• [SHORT TASK]:
The material below should be written out in full and exactly; pictures stay out of the copy.

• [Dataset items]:
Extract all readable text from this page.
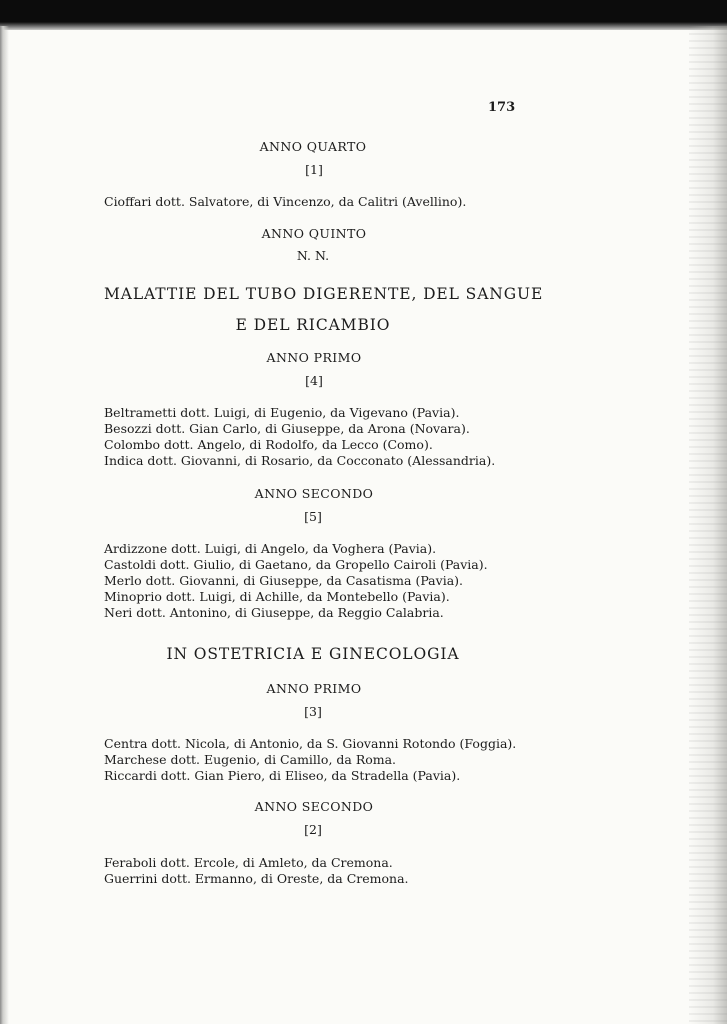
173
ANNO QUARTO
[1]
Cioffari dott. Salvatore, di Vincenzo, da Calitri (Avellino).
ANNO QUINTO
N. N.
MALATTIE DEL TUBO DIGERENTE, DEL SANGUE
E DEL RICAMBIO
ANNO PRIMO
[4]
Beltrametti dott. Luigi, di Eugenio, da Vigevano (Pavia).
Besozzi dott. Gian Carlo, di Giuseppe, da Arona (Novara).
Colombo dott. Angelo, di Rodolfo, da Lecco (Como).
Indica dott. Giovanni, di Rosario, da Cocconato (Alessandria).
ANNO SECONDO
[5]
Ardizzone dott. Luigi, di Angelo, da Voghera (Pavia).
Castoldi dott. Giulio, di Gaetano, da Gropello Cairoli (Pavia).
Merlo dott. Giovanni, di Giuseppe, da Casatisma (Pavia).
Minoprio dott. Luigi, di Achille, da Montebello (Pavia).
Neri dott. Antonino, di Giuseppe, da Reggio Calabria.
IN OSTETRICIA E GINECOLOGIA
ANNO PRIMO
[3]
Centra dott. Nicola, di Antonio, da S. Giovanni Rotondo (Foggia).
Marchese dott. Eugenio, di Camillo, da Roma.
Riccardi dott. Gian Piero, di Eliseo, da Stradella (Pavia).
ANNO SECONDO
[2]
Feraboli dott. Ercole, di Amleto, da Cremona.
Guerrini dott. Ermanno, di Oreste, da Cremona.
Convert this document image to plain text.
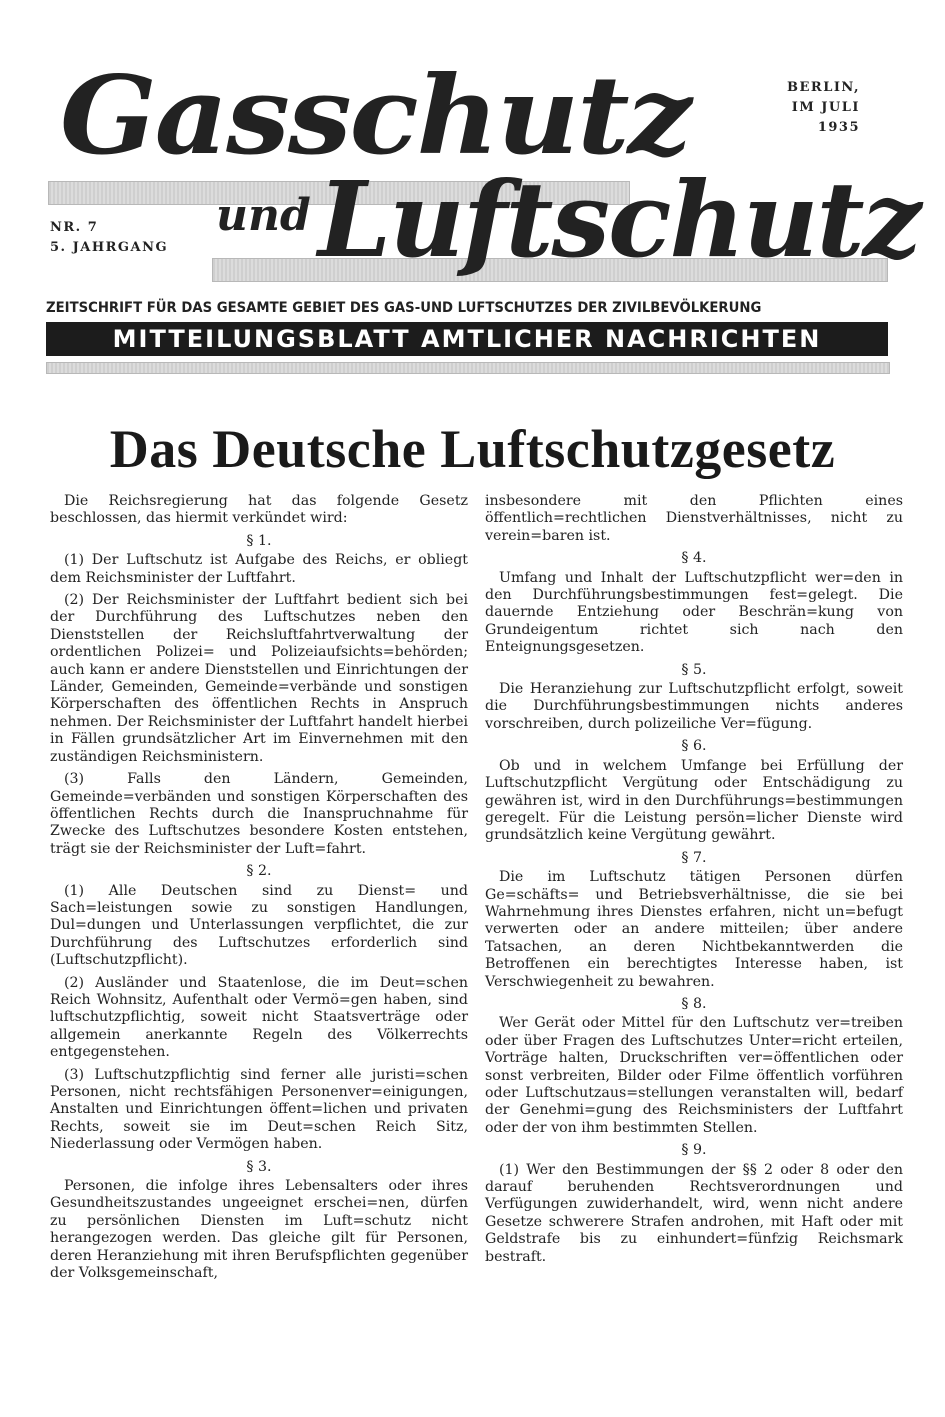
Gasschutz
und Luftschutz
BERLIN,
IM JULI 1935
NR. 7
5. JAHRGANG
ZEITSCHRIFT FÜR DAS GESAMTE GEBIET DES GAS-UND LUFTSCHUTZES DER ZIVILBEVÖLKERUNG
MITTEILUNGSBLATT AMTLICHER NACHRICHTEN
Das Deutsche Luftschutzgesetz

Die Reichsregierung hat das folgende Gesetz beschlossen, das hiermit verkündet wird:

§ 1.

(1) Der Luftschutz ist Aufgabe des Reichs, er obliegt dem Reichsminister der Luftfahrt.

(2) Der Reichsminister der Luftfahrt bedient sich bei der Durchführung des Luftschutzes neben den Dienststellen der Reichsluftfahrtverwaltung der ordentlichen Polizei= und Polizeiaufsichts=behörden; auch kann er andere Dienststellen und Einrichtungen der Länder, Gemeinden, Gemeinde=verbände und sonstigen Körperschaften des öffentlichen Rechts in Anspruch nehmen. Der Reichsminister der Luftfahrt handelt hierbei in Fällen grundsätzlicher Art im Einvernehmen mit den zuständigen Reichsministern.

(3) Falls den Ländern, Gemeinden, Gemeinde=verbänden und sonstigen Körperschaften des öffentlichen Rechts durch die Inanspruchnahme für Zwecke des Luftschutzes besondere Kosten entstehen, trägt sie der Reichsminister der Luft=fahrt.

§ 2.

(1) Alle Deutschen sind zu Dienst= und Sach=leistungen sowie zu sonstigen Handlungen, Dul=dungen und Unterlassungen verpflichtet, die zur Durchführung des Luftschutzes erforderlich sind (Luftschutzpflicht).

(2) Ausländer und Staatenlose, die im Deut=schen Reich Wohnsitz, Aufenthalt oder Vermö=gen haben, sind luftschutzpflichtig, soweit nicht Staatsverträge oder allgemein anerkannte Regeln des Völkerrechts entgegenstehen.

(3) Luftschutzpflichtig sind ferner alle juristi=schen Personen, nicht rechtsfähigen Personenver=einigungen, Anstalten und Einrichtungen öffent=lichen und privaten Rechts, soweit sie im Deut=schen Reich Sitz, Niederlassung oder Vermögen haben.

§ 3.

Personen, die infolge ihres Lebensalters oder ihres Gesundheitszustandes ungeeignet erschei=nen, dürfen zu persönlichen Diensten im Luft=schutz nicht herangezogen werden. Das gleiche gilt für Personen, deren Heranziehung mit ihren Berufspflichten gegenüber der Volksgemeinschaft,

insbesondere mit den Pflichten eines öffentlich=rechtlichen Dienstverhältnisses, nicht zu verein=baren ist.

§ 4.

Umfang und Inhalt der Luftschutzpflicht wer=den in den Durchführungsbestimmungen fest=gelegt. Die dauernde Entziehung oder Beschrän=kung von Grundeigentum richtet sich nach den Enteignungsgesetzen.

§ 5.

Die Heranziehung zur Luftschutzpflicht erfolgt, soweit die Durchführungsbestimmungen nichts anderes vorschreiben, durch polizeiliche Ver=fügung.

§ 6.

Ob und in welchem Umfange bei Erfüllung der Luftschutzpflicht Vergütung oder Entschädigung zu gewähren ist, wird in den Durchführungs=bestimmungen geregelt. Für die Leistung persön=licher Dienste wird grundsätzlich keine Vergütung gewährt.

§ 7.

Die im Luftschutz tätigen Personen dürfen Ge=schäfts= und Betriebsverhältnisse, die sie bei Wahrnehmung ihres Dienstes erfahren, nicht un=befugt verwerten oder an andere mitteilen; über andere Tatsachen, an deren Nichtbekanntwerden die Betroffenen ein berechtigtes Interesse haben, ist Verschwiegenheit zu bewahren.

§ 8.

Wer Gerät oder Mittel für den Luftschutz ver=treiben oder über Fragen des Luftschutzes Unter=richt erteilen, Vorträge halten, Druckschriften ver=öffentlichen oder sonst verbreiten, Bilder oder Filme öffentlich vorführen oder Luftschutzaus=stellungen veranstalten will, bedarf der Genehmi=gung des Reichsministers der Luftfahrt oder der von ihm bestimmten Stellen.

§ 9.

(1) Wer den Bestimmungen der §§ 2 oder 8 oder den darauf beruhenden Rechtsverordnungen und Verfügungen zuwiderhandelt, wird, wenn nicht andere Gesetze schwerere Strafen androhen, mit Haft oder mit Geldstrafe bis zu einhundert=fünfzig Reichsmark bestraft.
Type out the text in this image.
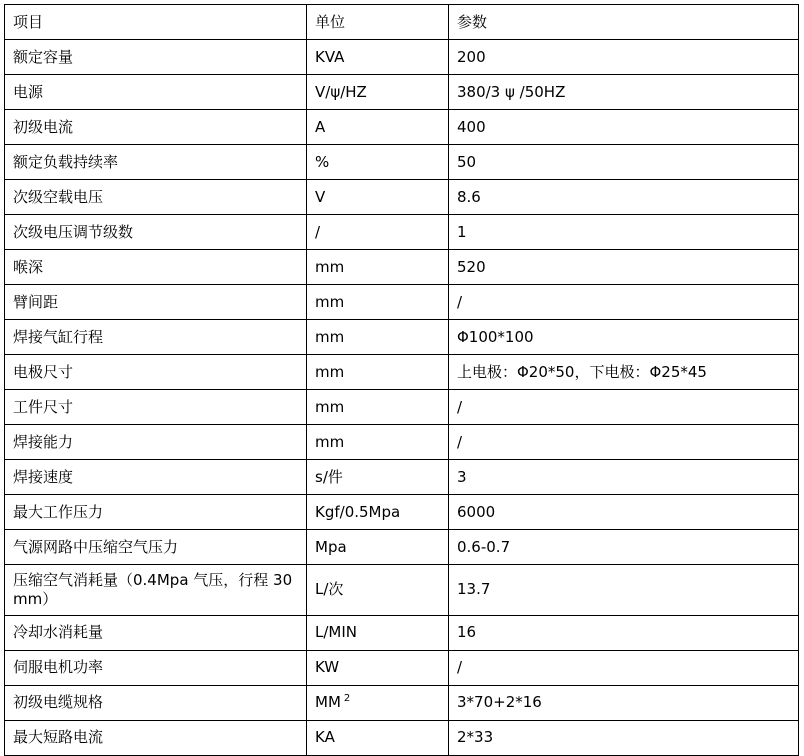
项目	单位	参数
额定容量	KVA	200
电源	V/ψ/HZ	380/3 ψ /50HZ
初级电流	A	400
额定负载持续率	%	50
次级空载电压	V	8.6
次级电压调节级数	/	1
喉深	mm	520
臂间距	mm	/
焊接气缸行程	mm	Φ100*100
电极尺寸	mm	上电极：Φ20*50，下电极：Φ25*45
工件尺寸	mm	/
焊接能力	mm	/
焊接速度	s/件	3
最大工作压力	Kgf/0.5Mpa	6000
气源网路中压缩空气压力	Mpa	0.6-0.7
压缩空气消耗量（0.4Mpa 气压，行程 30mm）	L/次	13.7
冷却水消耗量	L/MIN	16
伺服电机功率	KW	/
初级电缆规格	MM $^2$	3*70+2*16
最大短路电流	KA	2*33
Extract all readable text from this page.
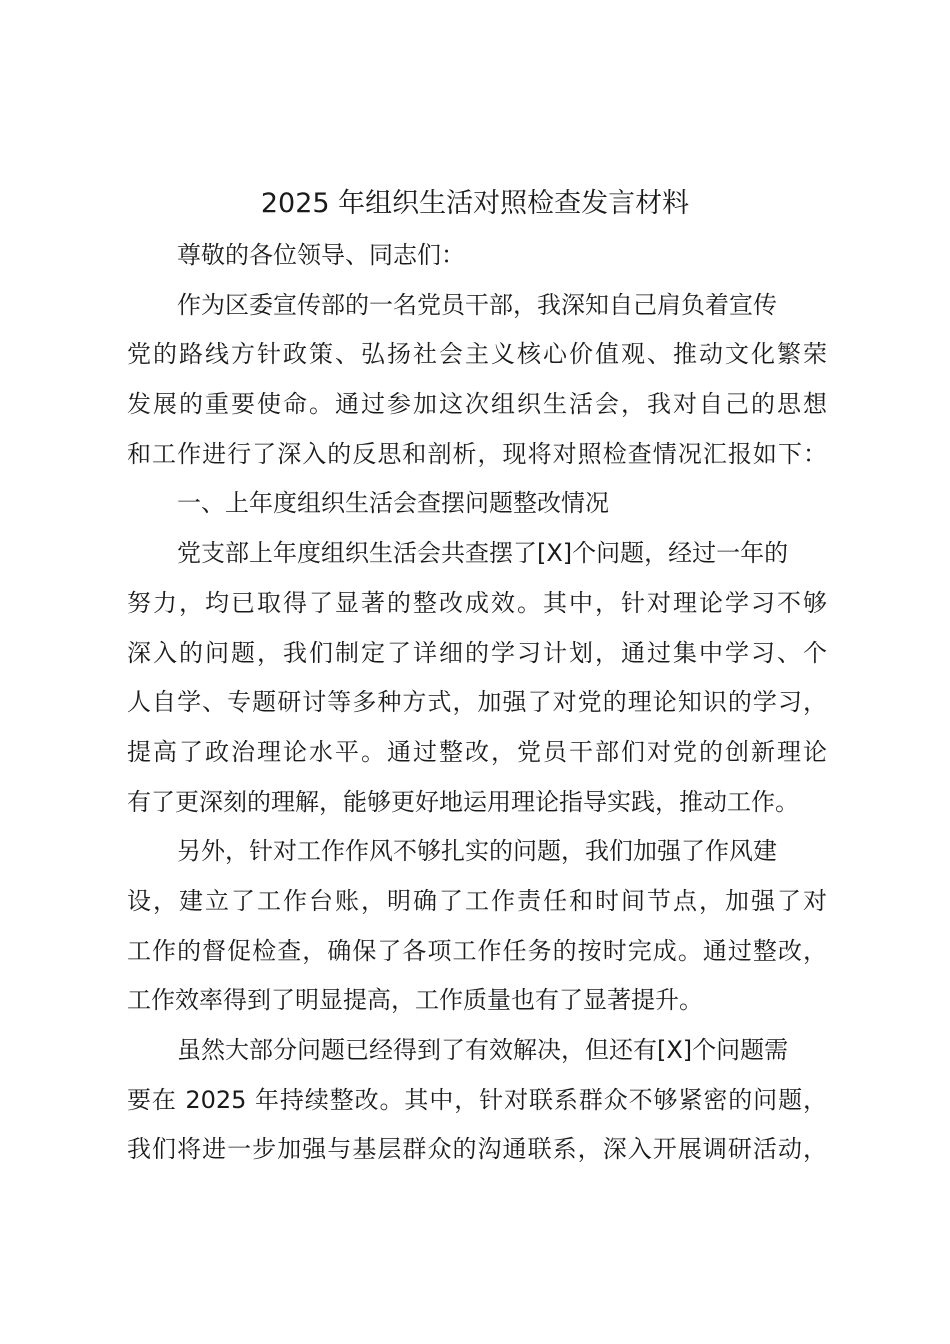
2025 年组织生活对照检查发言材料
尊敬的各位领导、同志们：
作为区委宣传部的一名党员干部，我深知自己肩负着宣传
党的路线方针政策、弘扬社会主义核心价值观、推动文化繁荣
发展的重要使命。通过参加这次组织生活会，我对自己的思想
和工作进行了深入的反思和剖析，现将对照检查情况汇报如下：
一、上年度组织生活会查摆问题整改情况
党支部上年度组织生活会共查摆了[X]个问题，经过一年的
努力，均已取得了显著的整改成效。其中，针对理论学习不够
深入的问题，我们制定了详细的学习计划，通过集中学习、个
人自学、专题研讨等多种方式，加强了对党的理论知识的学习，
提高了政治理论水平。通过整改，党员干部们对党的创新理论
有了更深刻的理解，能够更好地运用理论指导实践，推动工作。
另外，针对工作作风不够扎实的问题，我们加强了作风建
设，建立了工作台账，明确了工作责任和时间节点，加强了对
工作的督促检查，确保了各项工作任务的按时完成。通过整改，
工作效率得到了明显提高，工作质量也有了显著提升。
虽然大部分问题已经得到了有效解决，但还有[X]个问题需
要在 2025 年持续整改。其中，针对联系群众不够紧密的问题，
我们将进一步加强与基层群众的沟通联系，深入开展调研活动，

• [SOLUTION TO THIS PROBLEM]:
Extract all readable text from this page.
173
ANNO QUARTO
[1]
Cioffari dott. Salvatore, di Vincenzo, da Calitri (Avellino).
ANNO QUINTO
N. N.
MALATTIE DEL TUBO DIGERENTE, DEL SANGUE
E DEL RICAMBIO
ANNO PRIMO
[4]
Beltrametti dott. Luigi, di Eugenio, da Vigevano (Pavia).
Besozzi dott. Gian Carlo, di Giuseppe, da Arona (Novara).
Colombo dott. Angelo, di Rodolfo, da Lecco (Como).
Indica dott. Giovanni, di Rosario, da Cocconato (Alessandria).
ANNO SECONDO
[5]
Ardizzone dott. Luigi, di Angelo, da Voghera (Pavia).
Castoldi dott. Giulio, di Gaetano, da Gropello Cairoli (Pavia).
Merlo dott. Giovanni, di Giuseppe, da Casatisma (Pavia).
Minoprio dott. Luigi, di Achille, da Montebello (Pavia).
Neri dott. Antonino, di Giuseppe, da Reggio Calabria.
IN OSTETRICIA E GINECOLOGIA
ANNO PRIMO
[3]
Centra dott. Nicola, di Antonio, da S. Giovanni Rotondo (Foggia).
Marchese dott. Eugenio, di Camillo, da Roma.
Riccardi dott. Gian Piero, di Eliseo, da Stradella (Pavia).
ANNO SECONDO
[2]
Feraboli dott. Ercole, di Amleto, da Cremona.
Guerrini dott. Ermanno, di Oreste, da Cremona.
Convert this document image to plain text.
Gasschutz
und Luftschutz
BERLIN,
IM JULI 1935
NR. 7
5. JAHRGANG
ZEITSCHRIFT FÜR DAS GESAMTE GEBIET DES GAS-UND LUFTSCHUTZES DER ZIVILBEVÖLKERUNG
MITTEILUNGSBLATT AMTLICHER NACHRICHTEN
Das Deutsche Luftschutzgesetz

Die Reichsregierung hat das folgende Gesetz beschlossen, das hiermit verkündet wird:

§ 1.

(1) Der Luftschutz ist Aufgabe des Reichs, er obliegt dem Reichsminister der Luftfahrt.

(2) Der Reichsminister der Luftfahrt bedient sich bei der Durchführung des Luftschutzes neben den Dienststellen der Reichsluftfahrtverwaltung der ordentlichen Polizei= und Polizeiaufsichts=behörden; auch kann er andere Dienststellen und Einrichtungen der Länder, Gemeinden, Gemeinde=verbände und sonstigen Körperschaften des öffentlichen Rechts in Anspruch nehmen. Der Reichsminister der Luftfahrt handelt hierbei in Fällen grundsätzlicher Art im Einvernehmen mit den zuständigen Reichsministern.

(3) Falls den Ländern, Gemeinden, Gemeinde=verbänden und sonstigen Körperschaften des öffentlichen Rechts durch die Inanspruchnahme für Zwecke des Luftschutzes besondere Kosten entstehen, trägt sie der Reichsminister der Luft=fahrt.

§ 2.

(1) Alle Deutschen sind zu Dienst= und Sach=leistungen sowie zu sonstigen Handlungen, Dul=dungen und Unterlassungen verpflichtet, die zur Durchführung des Luftschutzes erforderlich sind (Luftschutzpflicht).

(2) Ausländer und Staatenlose, die im Deut=schen Reich Wohnsitz, Aufenthalt oder Vermö=gen haben, sind luftschutzpflichtig, soweit nicht Staatsverträge oder allgemein anerkannte Regeln des Völkerrechts entgegenstehen.

(3) Luftschutzpflichtig sind ferner alle juristi=schen Personen, nicht rechtsfähigen Personenver=einigungen, Anstalten und Einrichtungen öffent=lichen und privaten Rechts, soweit sie im Deut=schen Reich Sitz, Niederlassung oder Vermögen haben.

§ 3.

Personen, die infolge ihres Lebensalters oder ihres Gesundheitszustandes ungeeignet erschei=nen, dürfen zu persönlichen Diensten im Luft=schutz nicht herangezogen werden. Das gleiche gilt für Personen, deren Heranziehung mit ihren Berufspflichten gegenüber der Volksgemeinschaft,

insbesondere mit den Pflichten eines öffentlich=rechtlichen Dienstverhältnisses, nicht zu verein=baren ist.

§ 4.

Umfang und Inhalt der Luftschutzpflicht wer=den in den Durchführungsbestimmungen fest=gelegt. Die dauernde Entziehung oder Beschrän=kung von Grundeigentum richtet sich nach den Enteignungsgesetzen.

§ 5.

Die Heranziehung zur Luftschutzpflicht erfolgt, soweit die Durchführungsbestimmungen nichts anderes vorschreiben, durch polizeiliche Ver=fügung.

§ 6.

Ob und in welchem Umfange bei Erfüllung der Luftschutzpflicht Vergütung oder Entschädigung zu gewähren ist, wird in den Durchführungs=bestimmungen geregelt. Für die Leistung persön=licher Dienste wird grundsätzlich keine Vergütung gewährt.

§ 7.

Die im Luftschutz tätigen Personen dürfen Ge=schäfts= und Betriebsverhältnisse, die sie bei Wahrnehmung ihres Dienstes erfahren, nicht un=befugt verwerten oder an andere mitteilen; über andere Tatsachen, an deren Nichtbekanntwerden die Betroffenen ein berechtigtes Interesse haben, ist Verschwiegenheit zu bewahren.

§ 8.

Wer Gerät oder Mittel für den Luftschutz ver=treiben oder über Fragen des Luftschutzes Unter=richt erteilen, Vorträge halten, Druckschriften ver=öffentlichen oder sonst verbreiten, Bilder oder Filme öffentlich vorführen oder Luftschutzaus=stellungen veranstalten will, bedarf der Genehmi=gung des Reichsministers der Luftfahrt oder der von ihm bestimmten Stellen.

§ 9.

(1) Wer den Bestimmungen der §§ 2 oder 8 oder den darauf beruhenden Rechtsverordnungen und Verfügungen zuwiderhandelt, wird, wenn nicht andere Gesetze schwerere Strafen androhen, mit Haft oder mit Geldstrafe bis zu einhundert=fünfzig Reichsmark bestraft.
Type out the text in this image.
项目	单位	参数
额定容量	KVA	200
电源	V/ψ/HZ	380/3 ψ /50HZ
初级电流	A	400
额定负载持续率	%	50
次级空载电压	V	8.6
次级电压调节级数	/	1
喉深	mm	520
臂间距	mm	/
焊接气缸行程	mm	Φ100*100
电极尺寸	mm	上电极：Φ20*50，下电极：Φ25*45
工件尺寸	mm	/
焊接能力	mm	/
焊接速度	s/件	3
最大工作压力	Kgf/0.5Mpa	6000
气源网路中压缩空气压力	Mpa	0.6-0.7
压缩空气消耗量（0.4Mpa 气压，行程 30mm）	L/次	13.7
冷却水消耗量	L/MIN	16
伺服电机功率	KW	/
初级电缆规格	MM $^2$	3*70+2*16
最大短路电流	KA	2*33
Extract all readable text from this page.
2025 年组织生活对照检查发言材料
尊敬的各位领导、同志们：
作为区委宣传部的一名党员干部，我深知自己肩负着宣传
党的路线方针政策、弘扬社会主义核心价值观、推动文化繁荣
发展的重要使命。通过参加这次组织生活会，我对自己的思想
和工作进行了深入的反思和剖析，现将对照检查情况汇报如下：
一、上年度组织生活会查摆问题整改情况
党支部上年度组织生活会共查摆了[X]个问题，经过一年的
努力，均已取得了显著的整改成效。其中，针对理论学习不够
深入的问题，我们制定了详细的学习计划，通过集中学习、个
人自学、专题研讨等多种方式，加强了对党的理论知识的学习，
提高了政治理论水平。通过整改，党员干部们对党的创新理论
有了更深刻的理解，能够更好地运用理论指导实践，推动工作。
另外，针对工作作风不够扎实的问题，我们加强了作风建
设，建立了工作台账，明确了工作责任和时间节点，加强了对
工作的督促检查，确保了各项工作任务的按时完成。通过整改，
工作效率得到了明显提高，工作质量也有了显著提升。
虽然大部分问题已经得到了有效解决，但还有[X]个问题需
要在 2025 年持续整改。其中，针对联系群众不够紧密的问题，
我们将进一步加强与基层群众的沟通联系，深入开展调研活动，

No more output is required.